— start Data shown —

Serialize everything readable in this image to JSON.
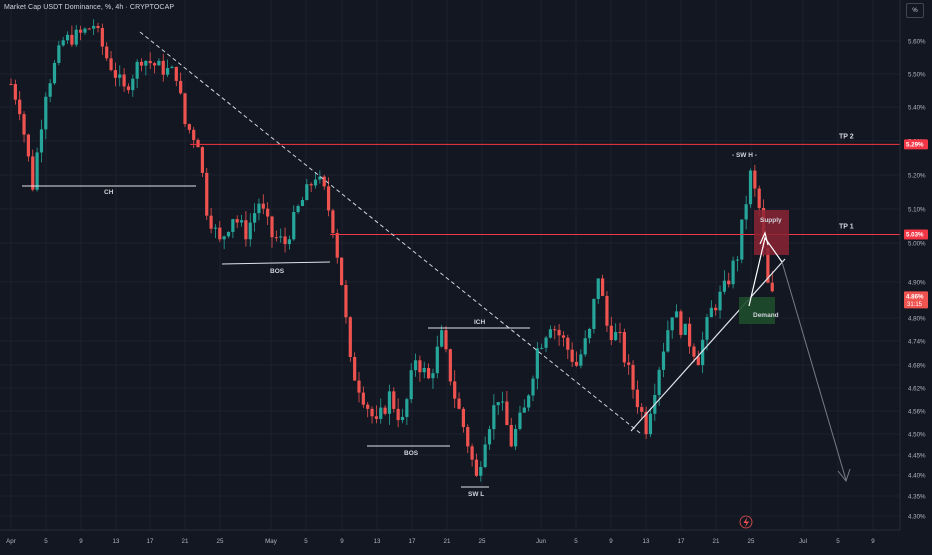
{
  "title": "Market Cap USDT Dominance, %, 4h · CRYPTOCAP",
  "scale_button": "%",
  "colors": {
    "background": "#131722",
    "up": "#26a69a",
    "down": "#ef5350",
    "resistance": "#f23645",
    "supply_fill": "#8b2332",
    "demand_fill": "#1e4d2b",
    "axis_text": "#b2b5be",
    "label_text": "#d1d4dc"
  },
  "chart_data": {
    "type": "candlestick",
    "title": "Market Cap USDT Dominance, %, 4h · CRYPTOCAP",
    "y_unit": "%",
    "ylim": [
      4.27,
      5.65
    ],
    "y_ticks": [
      "5.60%",
      "5.50%",
      "5.40%",
      "5.30%",
      "5.20%",
      "5.10%",
      "5.00%",
      "4.90%",
      "4.80%",
      "4.74%",
      "4.68%",
      "4.62%",
      "4.56%",
      "4.50%",
      "4.45%",
      "4.40%",
      "4.35%",
      "4.30%"
    ],
    "x_ticks": [
      "Apr",
      "5",
      "9",
      "13",
      "17",
      "21",
      "25",
      "May",
      "5",
      "9",
      "13",
      "17",
      "21",
      "25",
      "Jun",
      "5",
      "9",
      "13",
      "17",
      "21",
      "25",
      "Jul",
      "5",
      "9"
    ],
    "price_path": [
      {
        "d": 0,
        "v": 5.47
      },
      {
        "d": 1,
        "v": 5.4
      },
      {
        "d": 2.5,
        "v": 5.17
      },
      {
        "d": 4,
        "v": 5.45
      },
      {
        "d": 6,
        "v": 5.6
      },
      {
        "d": 8,
        "v": 5.62
      },
      {
        "d": 9.5,
        "v": 5.65
      },
      {
        "d": 11,
        "v": 5.55
      },
      {
        "d": 13,
        "v": 5.45
      },
      {
        "d": 15,
        "v": 5.55
      },
      {
        "d": 17,
        "v": 5.52
      },
      {
        "d": 19,
        "v": 5.5
      },
      {
        "d": 20,
        "v": 5.35
      },
      {
        "d": 21.5,
        "v": 5.3
      },
      {
        "d": 22.5,
        "v": 5.1
      },
      {
        "d": 24,
        "v": 5.0
      },
      {
        "d": 25.5,
        "v": 5.08
      },
      {
        "d": 27,
        "v": 5.03
      },
      {
        "d": 28.5,
        "v": 5.12
      },
      {
        "d": 30,
        "v": 5.02
      },
      {
        "d": 31.5,
        "v": 5.0
      },
      {
        "d": 33,
        "v": 5.1
      },
      {
        "d": 35,
        "v": 5.2
      },
      {
        "d": 36,
        "v": 5.15
      },
      {
        "d": 37,
        "v": 5.05
      },
      {
        "d": 38,
        "v": 4.9
      },
      {
        "d": 39,
        "v": 4.68
      },
      {
        "d": 40.5,
        "v": 4.6
      },
      {
        "d": 42,
        "v": 4.52
      },
      {
        "d": 43.5,
        "v": 4.6
      },
      {
        "d": 45,
        "v": 4.53
      },
      {
        "d": 46.5,
        "v": 4.7
      },
      {
        "d": 48,
        "v": 4.64
      },
      {
        "d": 49.5,
        "v": 4.75
      },
      {
        "d": 51,
        "v": 4.6
      },
      {
        "d": 52.5,
        "v": 4.48
      },
      {
        "d": 53.5,
        "v": 4.39
      },
      {
        "d": 54.5,
        "v": 4.5
      },
      {
        "d": 56,
        "v": 4.6
      },
      {
        "d": 57.5,
        "v": 4.48
      },
      {
        "d": 59,
        "v": 4.56
      },
      {
        "d": 60.5,
        "v": 4.72
      },
      {
        "d": 62,
        "v": 4.79
      },
      {
        "d": 63.5,
        "v": 4.74
      },
      {
        "d": 65,
        "v": 4.68
      },
      {
        "d": 66.5,
        "v": 4.76
      },
      {
        "d": 67.5,
        "v": 4.92
      },
      {
        "d": 68.5,
        "v": 4.78
      },
      {
        "d": 70,
        "v": 4.74
      },
      {
        "d": 71.5,
        "v": 4.62
      },
      {
        "d": 73,
        "v": 4.52
      },
      {
        "d": 74.5,
        "v": 4.68
      },
      {
        "d": 76,
        "v": 4.82
      },
      {
        "d": 77.5,
        "v": 4.76
      },
      {
        "d": 79,
        "v": 4.7
      },
      {
        "d": 80.5,
        "v": 4.82
      },
      {
        "d": 82,
        "v": 4.88
      },
      {
        "d": 83.5,
        "v": 4.97
      },
      {
        "d": 85,
        "v": 5.2
      },
      {
        "d": 86,
        "v": 5.1
      },
      {
        "d": 86.8,
        "v": 4.9
      },
      {
        "d": 87.5,
        "v": 4.86
      }
    ],
    "levels": [
      {
        "label": "TP 2",
        "value": 5.29,
        "price_tag": "5.29%"
      },
      {
        "label": "TP 1",
        "value": 5.025,
        "price_tag": "5.03%"
      }
    ],
    "current": {
      "price_tag": "4.86%",
      "countdown": "31:15",
      "value": 4.86
    },
    "annotations": {
      "ch": "CH",
      "bos1": "BOS",
      "bos2": "BOS",
      "ich": "ICH",
      "swl": "SW L",
      "swh": "- SW H -",
      "supply": "Supply",
      "demand": "Demand"
    }
  }
}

— end Data shown —

* **Work to complete**:
Write out every record above exactly as it stands, but leave out the pictures.

* **Result**:
Serialize everything readable in this image to JSON.
{
  "title": "Market Cap USDT Dominance, %, 4h · CRYPTOCAP",
  "scale_button": "%",
  "colors": {
    "background": "#131722",
    "up": "#26a69a",
    "down": "#ef5350",
    "resistance": "#f23645",
    "supply_fill": "#8b2332",
    "demand_fill": "#1e4d2b",
    "axis_text": "#b2b5be",
    "label_text": "#d1d4dc"
  },
  "chart_data": {
    "type": "candlestick",
    "title": "Market Cap USDT Dominance, %, 4h · CRYPTOCAP",
    "y_unit": "%",
    "ylim": [
      4.27,
      5.65
    ],
    "y_ticks": [
      "5.60%",
      "5.50%",
      "5.40%",
      "5.30%",
      "5.20%",
      "5.10%",
      "5.00%",
      "4.90%",
      "4.80%",
      "4.74%",
      "4.68%",
      "4.62%",
      "4.56%",
      "4.50%",
      "4.45%",
      "4.40%",
      "4.35%",
      "4.30%"
    ],
    "x_ticks": [
      "Apr",
      "5",
      "9",
      "13",
      "17",
      "21",
      "25",
      "May",
      "5",
      "9",
      "13",
      "17",
      "21",
      "25",
      "Jun",
      "5",
      "9",
      "13",
      "17",
      "21",
      "25",
      "Jul",
      "5",
      "9"
    ],
    "price_path": [
      {
        "d": 0,
        "v": 5.47
      },
      {
        "d": 1,
        "v": 5.4
      },
      {
        "d": 2.5,
        "v": 5.17
      },
      {
        "d": 4,
        "v": 5.45
      },
      {
        "d": 6,
        "v": 5.6
      },
      {
        "d": 8,
        "v": 5.62
      },
      {
        "d": 9.5,
        "v": 5.65
      },
      {
        "d": 11,
        "v": 5.55
      },
      {
        "d": 13,
        "v": 5.45
      },
      {
        "d": 15,
        "v": 5.55
      },
      {
        "d": 17,
        "v": 5.52
      },
      {
        "d": 19,
        "v": 5.5
      },
      {
        "d": 20,
        "v": 5.35
      },
      {
        "d": 21.5,
        "v": 5.3
      },
      {
        "d": 22.5,
        "v": 5.1
      },
      {
        "d": 24,
        "v": 5.0
      },
      {
        "d": 25.5,
        "v": 5.08
      },
      {
        "d": 27,
        "v": 5.03
      },
      {
        "d": 28.5,
        "v": 5.12
      },
      {
        "d": 30,
        "v": 5.02
      },
      {
        "d": 31.5,
        "v": 5.0
      },
      {
        "d": 33,
        "v": 5.1
      },
      {
        "d": 35,
        "v": 5.2
      },
      {
        "d": 36,
        "v": 5.15
      },
      {
        "d": 37,
        "v": 5.05
      },
      {
        "d": 38,
        "v": 4.9
      },
      {
        "d": 39,
        "v": 4.68
      },
      {
        "d": 40.5,
        "v": 4.6
      },
      {
        "d": 42,
        "v": 4.52
      },
      {
        "d": 43.5,
        "v": 4.6
      },
      {
        "d": 45,
        "v": 4.53
      },
      {
        "d": 46.5,
        "v": 4.7
      },
      {
        "d": 48,
        "v": 4.64
      },
      {
        "d": 49.5,
        "v": 4.75
      },
      {
        "d": 51,
        "v": 4.6
      },
      {
        "d": 52.5,
        "v": 4.48
      },
      {
        "d": 53.5,
        "v": 4.39
      },
      {
        "d": 54.5,
        "v": 4.5
      },
      {
        "d": 56,
        "v": 4.6
      },
      {
        "d": 57.5,
        "v": 4.48
      },
      {
        "d": 59,
        "v": 4.56
      },
      {
        "d": 60.5,
        "v": 4.72
      },
      {
        "d": 62,
        "v": 4.79
      },
      {
        "d": 63.5,
        "v": 4.74
      },
      {
        "d": 65,
        "v": 4.68
      },
      {
        "d": 66.5,
        "v": 4.76
      },
      {
        "d": 67.5,
        "v": 4.92
      },
      {
        "d": 68.5,
        "v": 4.78
      },
      {
        "d": 70,
        "v": 4.74
      },
      {
        "d": 71.5,
        "v": 4.62
      },
      {
        "d": 73,
        "v": 4.52
      },
      {
        "d": 74.5,
        "v": 4.68
      },
      {
        "d": 76,
        "v": 4.82
      },
      {
        "d": 77.5,
        "v": 4.76
      },
      {
        "d": 79,
        "v": 4.7
      },
      {
        "d": 80.5,
        "v": 4.82
      },
      {
        "d": 82,
        "v": 4.88
      },
      {
        "d": 83.5,
        "v": 4.97
      },
      {
        "d": 85,
        "v": 5.2
      },
      {
        "d": 86,
        "v": 5.1
      },
      {
        "d": 86.8,
        "v": 4.9
      },
      {
        "d": 87.5,
        "v": 4.86
      }
    ],
    "levels": [
      {
        "label": "TP 2",
        "value": 5.29,
        "price_tag": "5.29%"
      },
      {
        "label": "TP 1",
        "value": 5.025,
        "price_tag": "5.03%"
      }
    ],
    "current": {
      "price_tag": "4.86%",
      "countdown": "31:15",
      "value": 4.86
    },
    "annotations": {
      "ch": "CH",
      "bos1": "BOS",
      "bos2": "BOS",
      "ich": "ICH",
      "swl": "SW L",
      "swh": "- SW H -",
      "supply": "Supply",
      "demand": "Demand"
    }
  }
}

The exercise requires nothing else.